Please extract every line of the data below verbatim, leaving the pictures out of your answer.
* begin TASK INPUT *
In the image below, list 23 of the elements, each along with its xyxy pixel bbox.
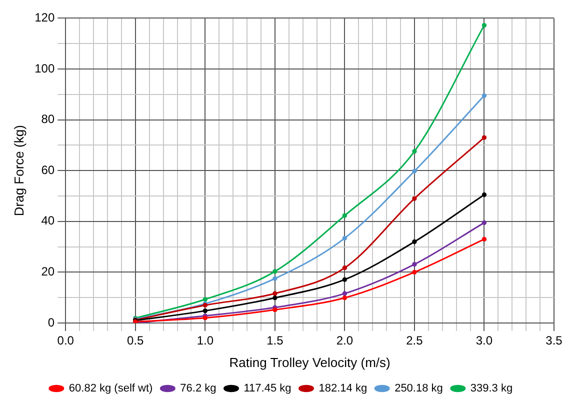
legend-label: 250.18 kg [394, 382, 443, 395]
y-axis-title: Drag Force (kg) [11, 125, 26, 216]
y-tick-label: 120 [34, 10, 55, 25]
x-tick-label: 0.0 [57, 334, 74, 348]
x-tick-label: 0.5 [127, 334, 144, 348]
y-tick-label: 0 [48, 315, 55, 330]
x-tick-label: 2.0 [336, 334, 354, 348]
x-tick-label: 1.0 [196, 334, 214, 348]
x-axis-title: Rating Trolley Velocity (m/s) [229, 354, 390, 370]
y-tick-label: 80 [41, 112, 55, 126]
y-tick-label: 20 [41, 264, 55, 279]
x-tick-label: 3.0 [476, 334, 493, 348]
legend-label: 339.3 kg [470, 382, 513, 395]
y-tick-label: 40 [41, 214, 55, 228]
legend-label: 182.14 kg [318, 382, 368, 395]
y-tick-label: 100 [34, 61, 55, 76]
x-tick-label: 1.5 [266, 334, 284, 348]
legend-label: 60.82 kg (self wt) [68, 382, 153, 395]
legend-label: 117.45 kg [244, 382, 292, 395]
legend-label: 76.2 kg [180, 382, 216, 395]
x-tick-label: 2.5 [406, 334, 424, 348]
y-tick-label: 60 [41, 162, 55, 177]
x-tick-label: 3.5 [546, 334, 563, 348]
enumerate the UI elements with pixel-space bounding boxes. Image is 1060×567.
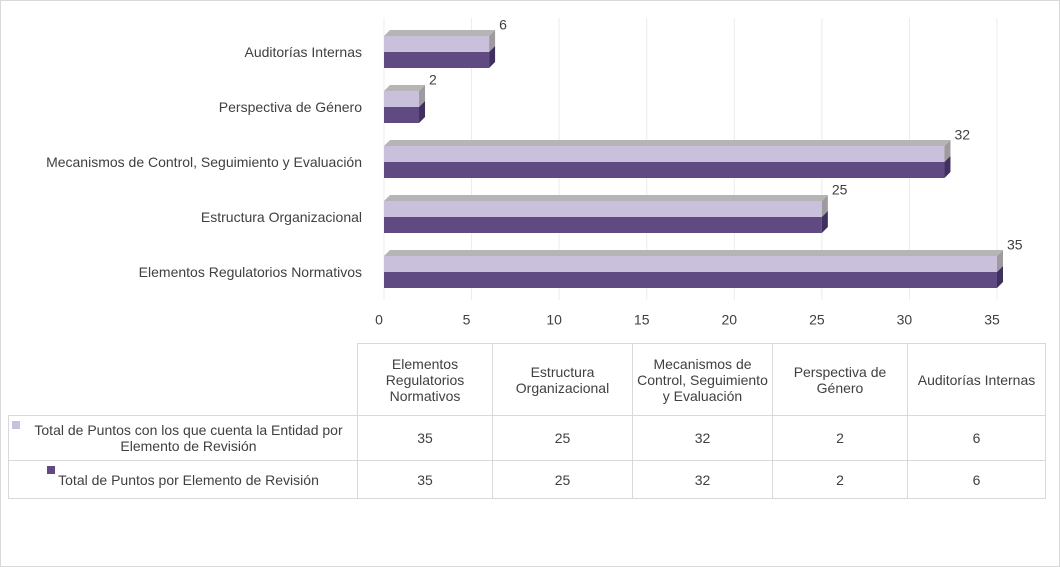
- x-tick-label: 5: [463, 312, 471, 328]
- legend-key: [47, 466, 56, 474]
- y-tick-label: Elementos Regulatorios Normativos: [138, 264, 362, 280]
- y-tick-label: Estructura Organizacional: [200, 209, 362, 225]
- x-tick-label: 20: [721, 312, 737, 328]
- table-header: Mecanismos de Control, Seguimiento y Eva…: [632, 343, 773, 416]
- bar: [384, 162, 945, 178]
- data-label: 32: [954, 127, 970, 143]
- bar-side: [489, 30, 496, 52]
- bar-top: [384, 85, 426, 91]
- bar: [384, 107, 420, 123]
- table-value: 25: [492, 460, 633, 499]
- bar-top: [384, 30, 496, 36]
- legend-entry: Total de Puntos por Elemento de Revisión: [8, 460, 358, 499]
- table-value: 32: [632, 415, 773, 461]
- y-tick-label: Auditorías Internas: [244, 44, 362, 60]
- table-value: 25: [492, 415, 633, 461]
- bar: [384, 256, 997, 272]
- x-tick-label: 35: [984, 312, 1000, 328]
- table-value: 35: [357, 460, 493, 499]
- bar-top: [384, 195, 828, 201]
- bar: [384, 36, 490, 52]
- x-tick-label: 25: [809, 312, 825, 328]
- x-tick-label: 10: [546, 312, 562, 328]
- table-header: Elementos Regulatorios Normativos: [357, 343, 493, 416]
- bar-side: [821, 211, 828, 233]
- legend-key: [12, 421, 20, 429]
- x-tick-label: 0: [375, 312, 383, 328]
- table-header: Auditorías Internas: [907, 343, 1046, 416]
- x-tick-label: 30: [897, 312, 913, 328]
- bar: [384, 272, 997, 288]
- y-tick-label: Perspectiva de Género: [218, 99, 362, 115]
- legend-text: Total de Puntos con los que cuenta la En…: [34, 422, 343, 454]
- table-header: Perspectiva de Género: [772, 343, 908, 416]
- bar-side: [419, 85, 426, 107]
- bar-side: [944, 140, 951, 162]
- table-value: 35: [357, 415, 493, 461]
- table-value: 6: [907, 460, 1046, 499]
- table-value: 32: [632, 460, 773, 499]
- bar-top: [384, 140, 951, 146]
- bar-side: [419, 101, 426, 123]
- table-header: Estructura Organizacional: [492, 343, 633, 416]
- table-value: 2: [772, 460, 908, 499]
- bar-side: [997, 250, 1003, 272]
- bar-top: [384, 250, 1003, 256]
- data-label: 2: [429, 72, 437, 88]
- data-label: 25: [832, 182, 848, 198]
- bar: [384, 217, 822, 233]
- legend-entry: Total de Puntos con los que cuenta la En…: [8, 415, 358, 461]
- bar-side: [821, 195, 828, 217]
- table-value: 6: [907, 415, 1046, 461]
- bar: [384, 146, 945, 162]
- legend-text: Total de Puntos por Elemento de Revisión: [58, 471, 319, 488]
- bar-side: [489, 46, 496, 68]
- x-tick-label: 15: [634, 312, 650, 328]
- bar: [384, 91, 420, 107]
- data-label: 6: [499, 17, 507, 33]
- data-label: 35: [1007, 237, 1023, 253]
- bar: [384, 52, 490, 68]
- bar: [384, 201, 822, 217]
- bar-side: [997, 266, 1003, 288]
- y-tick-label: Mecanismos de Control, Seguimiento y Eva…: [46, 154, 362, 170]
- table-value: 2: [772, 415, 908, 461]
- bar-side: [944, 156, 951, 178]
* end TASK INPUT *
▶ _TASK SOLUTION_
In the image below, list 23 of the elements, each along with its xyxy pixel bbox.
legend-label: 250.18 kg [394, 382, 443, 395]
y-axis-title: Drag Force (kg) [11, 125, 26, 216]
y-tick-label: 120 [34, 10, 55, 25]
x-tick-label: 0.0 [57, 334, 74, 348]
x-tick-label: 0.5 [127, 334, 144, 348]
y-tick-label: 0 [48, 315, 55, 330]
x-tick-label: 2.0 [336, 334, 354, 348]
x-tick-label: 1.0 [196, 334, 214, 348]
x-axis-title: Rating Trolley Velocity (m/s) [229, 354, 390, 370]
y-tick-label: 80 [41, 112, 55, 126]
y-tick-label: 20 [41, 264, 55, 279]
x-tick-label: 3.0 [476, 334, 493, 348]
legend-label: 339.3 kg [470, 382, 513, 395]
y-tick-label: 40 [41, 214, 55, 228]
legend-label: 182.14 kg [318, 382, 368, 395]
y-tick-label: 100 [34, 61, 55, 76]
x-tick-label: 1.5 [266, 334, 284, 348]
legend-label: 60.82 kg (self wt) [68, 382, 153, 395]
legend-label: 117.45 kg [244, 382, 292, 395]
legend-label: 76.2 kg [180, 382, 216, 395]
x-tick-label: 2.5 [406, 334, 424, 348]
y-tick-label: 60 [41, 162, 55, 177]
x-tick-label: 3.5 [546, 334, 563, 348]
enumerate the UI elements with pixel-space bounding boxes. Image is 1060×567.
- x-tick-label: 5: [463, 312, 471, 328]
- legend-key: [47, 466, 56, 474]
- y-tick-label: Elementos Regulatorios Normativos: [138, 264, 362, 280]
- y-tick-label: Estructura Organizacional: [200, 209, 362, 225]
- x-tick-label: 20: [721, 312, 737, 328]
- table-header: Mecanismos de Control, Seguimiento y Eva…: [632, 343, 773, 416]
- bar: [384, 162, 945, 178]
- data-label: 32: [954, 127, 970, 143]
- bar-side: [489, 30, 496, 52]
- bar-top: [384, 85, 426, 91]
- bar: [384, 107, 420, 123]
- table-value: 25: [492, 460, 633, 499]
- bar-top: [384, 30, 496, 36]
- legend-entry: Total de Puntos por Elemento de Revisión: [8, 460, 358, 499]
- table-value: 32: [632, 415, 773, 461]
- y-tick-label: Auditorías Internas: [244, 44, 362, 60]
- table-value: 25: [492, 415, 633, 461]
- bar: [384, 256, 997, 272]
- x-tick-label: 35: [984, 312, 1000, 328]
- table-value: 35: [357, 460, 493, 499]
- bar-top: [384, 195, 828, 201]
- bar: [384, 36, 490, 52]
- x-tick-label: 25: [809, 312, 825, 328]
- x-tick-label: 10: [546, 312, 562, 328]
- table-header: Elementos Regulatorios Normativos: [357, 343, 493, 416]
- bar-side: [821, 211, 828, 233]
- legend-key: [12, 421, 20, 429]
- x-tick-label: 0: [375, 312, 383, 328]
- table-header: Auditorías Internas: [907, 343, 1046, 416]
- x-tick-label: 30: [897, 312, 913, 328]
- bar: [384, 272, 997, 288]
- y-tick-label: Perspectiva de Género: [218, 99, 362, 115]
- legend-text: Total de Puntos con los que cuenta la En…: [34, 422, 343, 454]
- table-header: Perspectiva de Género: [772, 343, 908, 416]
- bar-side: [419, 85, 426, 107]
- bar-side: [944, 140, 951, 162]
- table-value: 35: [357, 415, 493, 461]
- table-value: 6: [907, 460, 1046, 499]
- table-value: 32: [632, 460, 773, 499]
- bar-top: [384, 140, 951, 146]
- bar-side: [419, 101, 426, 123]
- table-header: Estructura Organizacional: [492, 343, 633, 416]
- table-value: 2: [772, 460, 908, 499]
- bar-side: [997, 250, 1003, 272]
- bar-top: [384, 250, 1003, 256]
- data-label: 2: [429, 72, 437, 88]
- data-label: 25: [832, 182, 848, 198]
- bar: [384, 217, 822, 233]
- legend-entry: Total de Puntos con los que cuenta la En…: [8, 415, 358, 461]
- bar-side: [821, 195, 828, 217]
- table-value: 6: [907, 415, 1046, 461]
- bar: [384, 146, 945, 162]
- legend-text: Total de Puntos por Elemento de Revisión: [58, 471, 319, 488]
- bar-side: [489, 46, 496, 68]
- x-tick-label: 15: [634, 312, 650, 328]
- bar: [384, 91, 420, 107]
- data-label: 6: [499, 17, 507, 33]
- data-label: 35: [1007, 237, 1023, 253]
- bar: [384, 52, 490, 68]
- bar: [384, 201, 822, 217]
- bar-side: [997, 266, 1003, 288]
- y-tick-label: Mecanismos de Control, Seguimiento y Eva…: [46, 154, 362, 170]
- table-value: 2: [772, 415, 908, 461]
- bar-side: [944, 156, 951, 178]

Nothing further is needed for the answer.